To do >>
Look through the material below. Copy each line that contains the string "ffffff".

#####

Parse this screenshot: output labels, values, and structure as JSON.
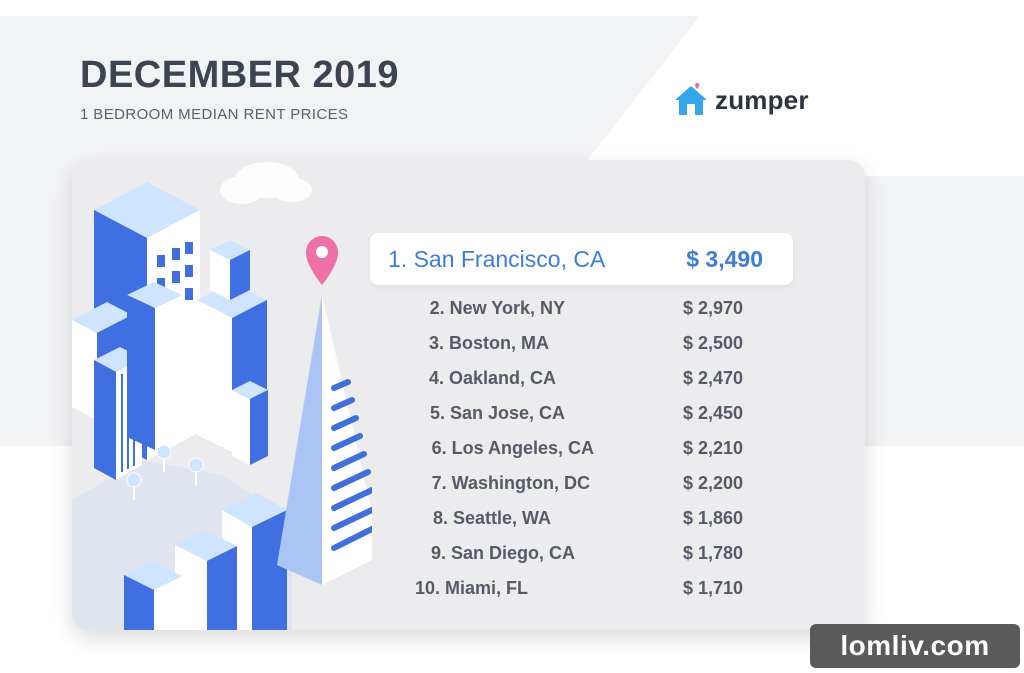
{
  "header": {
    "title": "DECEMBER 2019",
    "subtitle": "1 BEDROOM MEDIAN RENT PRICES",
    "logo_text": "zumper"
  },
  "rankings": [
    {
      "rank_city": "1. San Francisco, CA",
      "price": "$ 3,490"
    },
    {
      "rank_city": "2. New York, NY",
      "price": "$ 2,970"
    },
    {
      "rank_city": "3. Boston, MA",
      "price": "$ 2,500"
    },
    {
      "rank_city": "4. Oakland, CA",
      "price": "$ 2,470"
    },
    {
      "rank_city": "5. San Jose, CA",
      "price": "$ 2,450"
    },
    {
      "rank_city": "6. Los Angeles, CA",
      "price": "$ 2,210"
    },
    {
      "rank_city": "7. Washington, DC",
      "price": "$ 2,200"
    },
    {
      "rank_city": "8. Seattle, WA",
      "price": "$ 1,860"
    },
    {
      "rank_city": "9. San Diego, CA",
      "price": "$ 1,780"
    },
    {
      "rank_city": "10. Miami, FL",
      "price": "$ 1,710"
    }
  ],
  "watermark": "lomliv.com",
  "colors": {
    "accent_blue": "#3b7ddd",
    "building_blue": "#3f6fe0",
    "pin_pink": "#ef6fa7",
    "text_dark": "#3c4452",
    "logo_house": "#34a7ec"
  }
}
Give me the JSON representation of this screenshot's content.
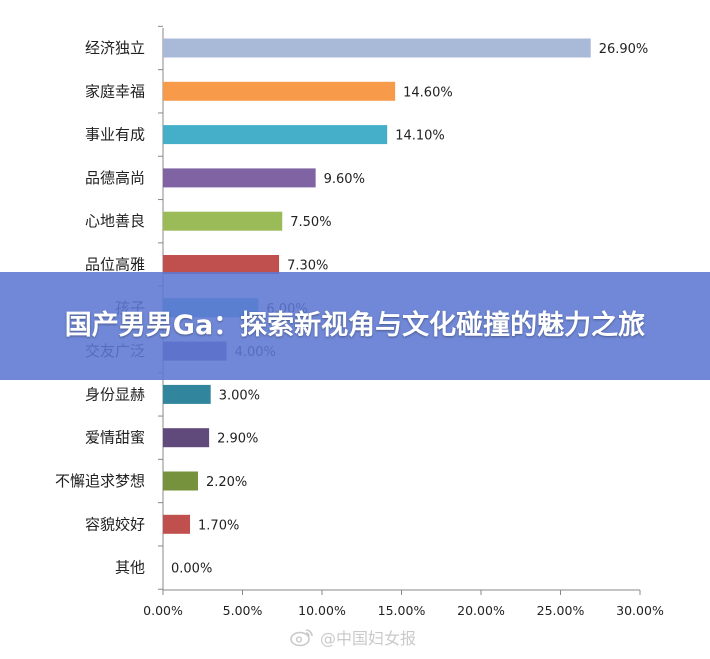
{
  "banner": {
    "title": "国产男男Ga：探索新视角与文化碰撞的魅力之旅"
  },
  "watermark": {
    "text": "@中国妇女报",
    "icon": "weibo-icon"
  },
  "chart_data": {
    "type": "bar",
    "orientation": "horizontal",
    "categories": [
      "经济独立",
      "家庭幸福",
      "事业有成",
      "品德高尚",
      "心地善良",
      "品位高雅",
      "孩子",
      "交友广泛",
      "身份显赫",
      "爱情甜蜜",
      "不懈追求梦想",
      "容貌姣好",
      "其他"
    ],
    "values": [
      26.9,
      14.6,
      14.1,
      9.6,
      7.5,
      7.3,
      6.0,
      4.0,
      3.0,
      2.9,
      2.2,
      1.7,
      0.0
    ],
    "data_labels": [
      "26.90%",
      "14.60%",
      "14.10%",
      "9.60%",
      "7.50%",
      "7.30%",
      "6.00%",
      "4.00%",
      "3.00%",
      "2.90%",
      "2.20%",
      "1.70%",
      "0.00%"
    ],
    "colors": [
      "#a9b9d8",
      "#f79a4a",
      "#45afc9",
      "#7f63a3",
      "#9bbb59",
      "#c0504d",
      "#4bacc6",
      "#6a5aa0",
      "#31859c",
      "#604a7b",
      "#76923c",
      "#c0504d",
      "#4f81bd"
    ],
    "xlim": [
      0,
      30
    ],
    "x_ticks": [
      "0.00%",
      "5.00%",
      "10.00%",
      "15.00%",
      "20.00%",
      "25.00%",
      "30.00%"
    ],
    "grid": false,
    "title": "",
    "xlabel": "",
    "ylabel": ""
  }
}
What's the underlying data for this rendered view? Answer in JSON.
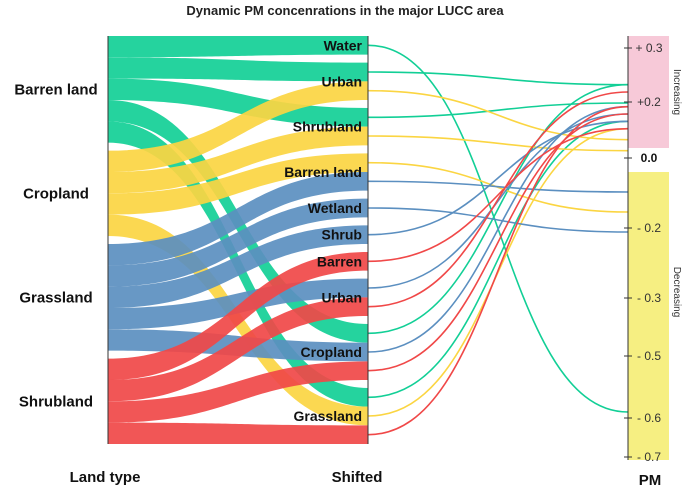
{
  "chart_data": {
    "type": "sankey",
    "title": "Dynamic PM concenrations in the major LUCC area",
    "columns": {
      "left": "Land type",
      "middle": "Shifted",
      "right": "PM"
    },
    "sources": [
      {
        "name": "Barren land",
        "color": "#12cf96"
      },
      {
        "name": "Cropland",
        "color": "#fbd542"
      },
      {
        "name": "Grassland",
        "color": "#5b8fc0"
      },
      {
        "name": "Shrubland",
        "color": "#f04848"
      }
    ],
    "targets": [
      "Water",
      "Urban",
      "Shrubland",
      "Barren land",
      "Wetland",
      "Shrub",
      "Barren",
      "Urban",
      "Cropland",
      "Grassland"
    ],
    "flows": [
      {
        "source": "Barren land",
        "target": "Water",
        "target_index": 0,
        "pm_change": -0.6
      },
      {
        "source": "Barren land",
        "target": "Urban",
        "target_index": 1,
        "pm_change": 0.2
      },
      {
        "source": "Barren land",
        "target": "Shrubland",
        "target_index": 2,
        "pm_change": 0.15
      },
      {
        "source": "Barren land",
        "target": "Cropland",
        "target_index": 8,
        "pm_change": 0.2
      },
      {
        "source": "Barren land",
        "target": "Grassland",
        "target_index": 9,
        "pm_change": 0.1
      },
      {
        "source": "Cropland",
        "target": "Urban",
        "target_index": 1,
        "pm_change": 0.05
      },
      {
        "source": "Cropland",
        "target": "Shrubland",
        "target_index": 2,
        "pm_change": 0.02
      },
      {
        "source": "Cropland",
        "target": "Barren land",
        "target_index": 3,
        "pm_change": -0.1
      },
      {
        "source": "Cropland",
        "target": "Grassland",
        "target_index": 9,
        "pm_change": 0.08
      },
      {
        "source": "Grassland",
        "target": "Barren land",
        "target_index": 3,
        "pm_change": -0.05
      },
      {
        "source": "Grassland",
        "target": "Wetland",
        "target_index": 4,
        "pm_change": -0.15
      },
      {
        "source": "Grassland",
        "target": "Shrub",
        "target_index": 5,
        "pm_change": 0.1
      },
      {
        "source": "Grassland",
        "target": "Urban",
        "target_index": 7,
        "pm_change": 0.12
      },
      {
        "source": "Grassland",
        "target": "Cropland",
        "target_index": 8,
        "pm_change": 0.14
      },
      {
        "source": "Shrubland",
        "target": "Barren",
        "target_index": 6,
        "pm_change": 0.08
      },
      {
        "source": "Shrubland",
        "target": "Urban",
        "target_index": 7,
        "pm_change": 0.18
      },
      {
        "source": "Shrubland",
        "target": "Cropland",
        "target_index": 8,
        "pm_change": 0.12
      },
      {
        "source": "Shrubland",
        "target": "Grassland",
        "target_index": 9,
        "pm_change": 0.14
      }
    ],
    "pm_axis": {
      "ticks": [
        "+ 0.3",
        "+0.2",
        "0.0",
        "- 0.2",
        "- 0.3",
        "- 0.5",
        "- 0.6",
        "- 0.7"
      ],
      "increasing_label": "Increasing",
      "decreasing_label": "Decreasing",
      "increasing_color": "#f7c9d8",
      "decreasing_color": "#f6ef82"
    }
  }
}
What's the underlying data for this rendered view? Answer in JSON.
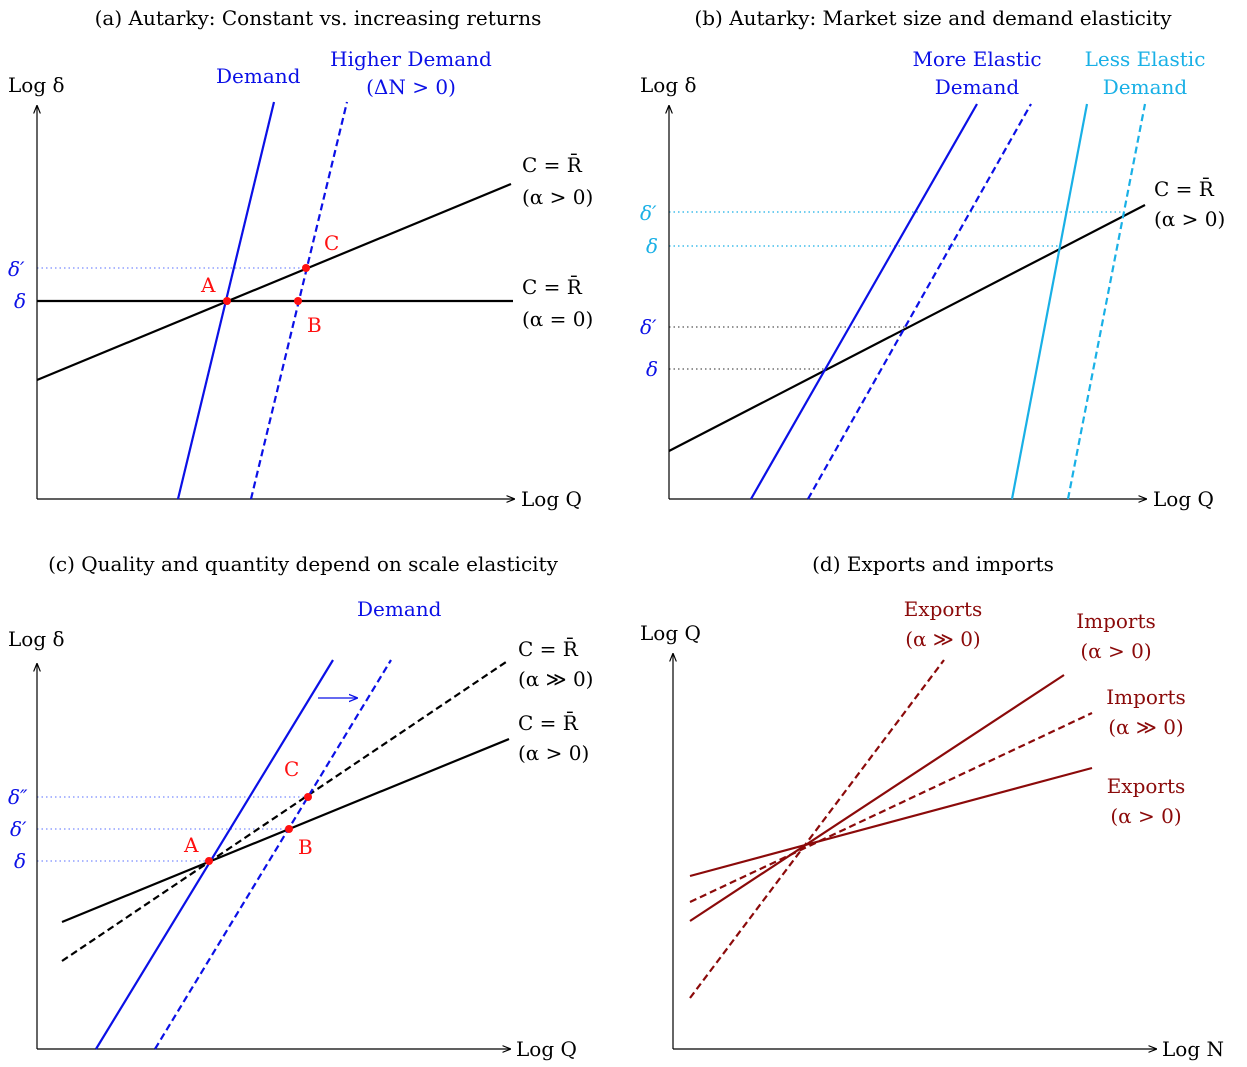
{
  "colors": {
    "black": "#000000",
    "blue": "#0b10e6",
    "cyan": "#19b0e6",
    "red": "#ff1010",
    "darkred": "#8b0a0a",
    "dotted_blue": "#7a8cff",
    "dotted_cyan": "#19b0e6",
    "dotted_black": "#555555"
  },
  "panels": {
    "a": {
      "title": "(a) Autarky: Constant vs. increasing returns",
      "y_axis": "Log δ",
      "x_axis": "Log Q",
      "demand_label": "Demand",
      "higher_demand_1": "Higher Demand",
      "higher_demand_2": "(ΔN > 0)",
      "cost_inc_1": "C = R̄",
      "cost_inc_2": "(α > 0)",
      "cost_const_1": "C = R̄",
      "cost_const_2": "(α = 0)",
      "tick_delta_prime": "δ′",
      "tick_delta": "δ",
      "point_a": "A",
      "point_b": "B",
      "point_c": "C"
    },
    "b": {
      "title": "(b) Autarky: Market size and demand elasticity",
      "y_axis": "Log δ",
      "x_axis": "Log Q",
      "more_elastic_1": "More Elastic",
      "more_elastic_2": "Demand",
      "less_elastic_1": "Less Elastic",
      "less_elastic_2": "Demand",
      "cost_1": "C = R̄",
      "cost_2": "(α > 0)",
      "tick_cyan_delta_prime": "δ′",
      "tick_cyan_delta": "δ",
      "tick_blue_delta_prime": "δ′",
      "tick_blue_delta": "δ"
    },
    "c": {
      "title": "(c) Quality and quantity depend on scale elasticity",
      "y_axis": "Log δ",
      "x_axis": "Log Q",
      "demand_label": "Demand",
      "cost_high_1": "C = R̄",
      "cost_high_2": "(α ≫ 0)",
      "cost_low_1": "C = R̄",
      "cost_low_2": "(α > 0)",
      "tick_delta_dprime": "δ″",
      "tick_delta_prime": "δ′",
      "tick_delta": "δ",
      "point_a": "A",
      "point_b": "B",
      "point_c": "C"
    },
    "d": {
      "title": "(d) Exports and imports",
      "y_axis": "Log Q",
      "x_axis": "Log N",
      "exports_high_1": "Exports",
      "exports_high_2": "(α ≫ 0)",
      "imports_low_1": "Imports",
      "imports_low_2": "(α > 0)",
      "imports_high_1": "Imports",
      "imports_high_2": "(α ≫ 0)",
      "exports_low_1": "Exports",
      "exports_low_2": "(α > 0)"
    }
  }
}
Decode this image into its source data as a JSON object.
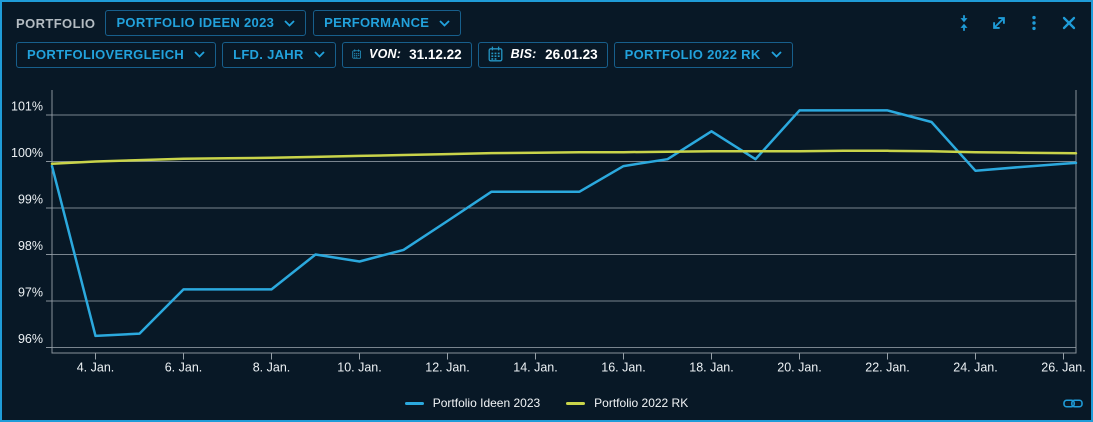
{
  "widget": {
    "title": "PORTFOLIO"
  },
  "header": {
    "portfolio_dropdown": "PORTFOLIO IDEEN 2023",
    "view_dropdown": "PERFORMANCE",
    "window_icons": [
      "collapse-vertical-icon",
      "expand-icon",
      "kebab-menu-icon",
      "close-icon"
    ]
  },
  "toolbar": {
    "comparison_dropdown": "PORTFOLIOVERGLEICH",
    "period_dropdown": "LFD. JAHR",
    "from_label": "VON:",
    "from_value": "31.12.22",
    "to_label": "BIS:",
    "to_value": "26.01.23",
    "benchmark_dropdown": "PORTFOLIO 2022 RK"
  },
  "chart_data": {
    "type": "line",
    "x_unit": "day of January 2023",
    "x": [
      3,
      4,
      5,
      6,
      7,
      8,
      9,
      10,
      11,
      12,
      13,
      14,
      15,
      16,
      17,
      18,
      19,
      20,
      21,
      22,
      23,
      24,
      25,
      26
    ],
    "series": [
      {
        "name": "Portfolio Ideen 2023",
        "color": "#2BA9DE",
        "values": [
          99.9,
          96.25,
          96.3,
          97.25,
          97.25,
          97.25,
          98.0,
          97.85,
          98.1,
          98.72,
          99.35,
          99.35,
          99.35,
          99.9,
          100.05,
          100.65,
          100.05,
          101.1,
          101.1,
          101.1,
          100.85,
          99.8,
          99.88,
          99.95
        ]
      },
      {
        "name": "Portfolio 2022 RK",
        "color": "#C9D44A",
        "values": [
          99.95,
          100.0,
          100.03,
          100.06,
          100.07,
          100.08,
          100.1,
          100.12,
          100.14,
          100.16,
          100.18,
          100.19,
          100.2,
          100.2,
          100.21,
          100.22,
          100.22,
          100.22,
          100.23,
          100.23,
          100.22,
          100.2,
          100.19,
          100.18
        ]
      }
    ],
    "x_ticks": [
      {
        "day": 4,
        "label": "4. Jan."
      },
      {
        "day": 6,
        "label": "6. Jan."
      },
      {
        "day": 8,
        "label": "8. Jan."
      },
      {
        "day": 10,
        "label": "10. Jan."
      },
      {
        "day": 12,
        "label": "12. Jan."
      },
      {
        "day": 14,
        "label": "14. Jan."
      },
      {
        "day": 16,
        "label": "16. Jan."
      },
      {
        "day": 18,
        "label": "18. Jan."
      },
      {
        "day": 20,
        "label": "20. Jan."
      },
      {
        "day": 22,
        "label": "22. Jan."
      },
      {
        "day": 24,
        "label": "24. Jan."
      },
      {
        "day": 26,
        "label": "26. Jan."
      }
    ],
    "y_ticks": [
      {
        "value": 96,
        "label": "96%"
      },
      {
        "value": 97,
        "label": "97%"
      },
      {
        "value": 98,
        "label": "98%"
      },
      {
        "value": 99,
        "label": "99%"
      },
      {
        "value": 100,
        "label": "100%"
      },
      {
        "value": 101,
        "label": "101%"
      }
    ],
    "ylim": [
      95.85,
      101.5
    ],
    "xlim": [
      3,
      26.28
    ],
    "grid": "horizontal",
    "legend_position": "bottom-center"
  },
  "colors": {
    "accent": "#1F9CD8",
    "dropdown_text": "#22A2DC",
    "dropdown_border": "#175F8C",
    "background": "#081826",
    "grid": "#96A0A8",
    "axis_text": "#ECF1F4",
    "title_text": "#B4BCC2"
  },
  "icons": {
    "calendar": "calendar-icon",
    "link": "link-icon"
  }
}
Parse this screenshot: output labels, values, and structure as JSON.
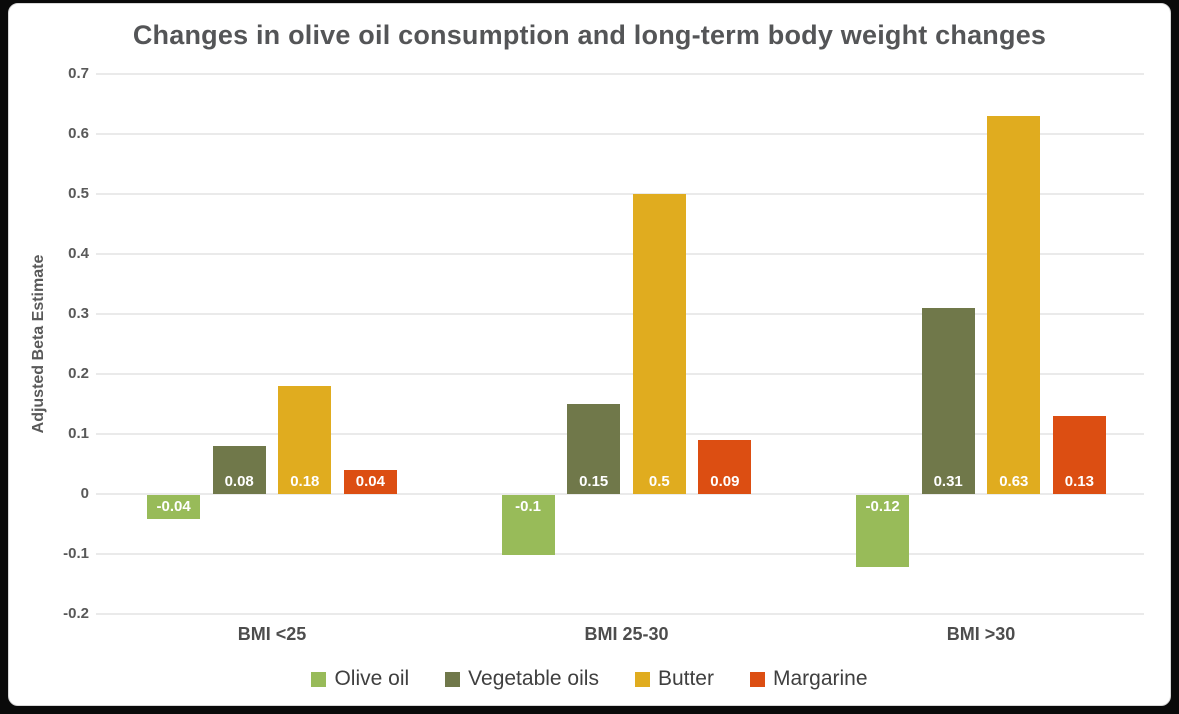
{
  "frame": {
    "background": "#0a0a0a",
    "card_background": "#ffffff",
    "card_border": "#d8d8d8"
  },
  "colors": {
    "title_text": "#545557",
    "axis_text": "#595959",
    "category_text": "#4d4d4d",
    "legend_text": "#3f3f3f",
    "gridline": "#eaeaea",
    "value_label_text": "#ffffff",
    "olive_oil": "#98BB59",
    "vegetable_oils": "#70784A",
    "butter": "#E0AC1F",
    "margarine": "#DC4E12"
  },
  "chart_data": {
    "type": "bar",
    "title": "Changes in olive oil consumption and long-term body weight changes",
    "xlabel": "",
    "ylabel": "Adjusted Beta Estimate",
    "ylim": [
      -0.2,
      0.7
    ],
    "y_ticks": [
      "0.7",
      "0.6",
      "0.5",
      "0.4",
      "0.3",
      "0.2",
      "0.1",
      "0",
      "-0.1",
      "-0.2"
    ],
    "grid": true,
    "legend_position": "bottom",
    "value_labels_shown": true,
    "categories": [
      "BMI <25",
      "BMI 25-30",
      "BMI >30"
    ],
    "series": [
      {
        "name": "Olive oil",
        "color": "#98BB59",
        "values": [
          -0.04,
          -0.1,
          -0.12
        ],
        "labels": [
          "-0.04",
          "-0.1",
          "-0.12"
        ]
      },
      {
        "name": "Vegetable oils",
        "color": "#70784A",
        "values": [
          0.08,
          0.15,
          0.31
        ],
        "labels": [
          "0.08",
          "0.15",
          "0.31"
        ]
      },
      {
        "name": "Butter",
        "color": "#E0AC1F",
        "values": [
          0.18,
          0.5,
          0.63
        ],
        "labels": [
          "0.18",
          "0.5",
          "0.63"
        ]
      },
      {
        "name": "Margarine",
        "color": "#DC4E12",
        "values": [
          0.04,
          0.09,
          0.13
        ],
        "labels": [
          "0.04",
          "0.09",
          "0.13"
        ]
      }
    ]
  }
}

#####

Correct result >>
    "card_background": "#ffffff",
    "value_label_text": "#ffffff",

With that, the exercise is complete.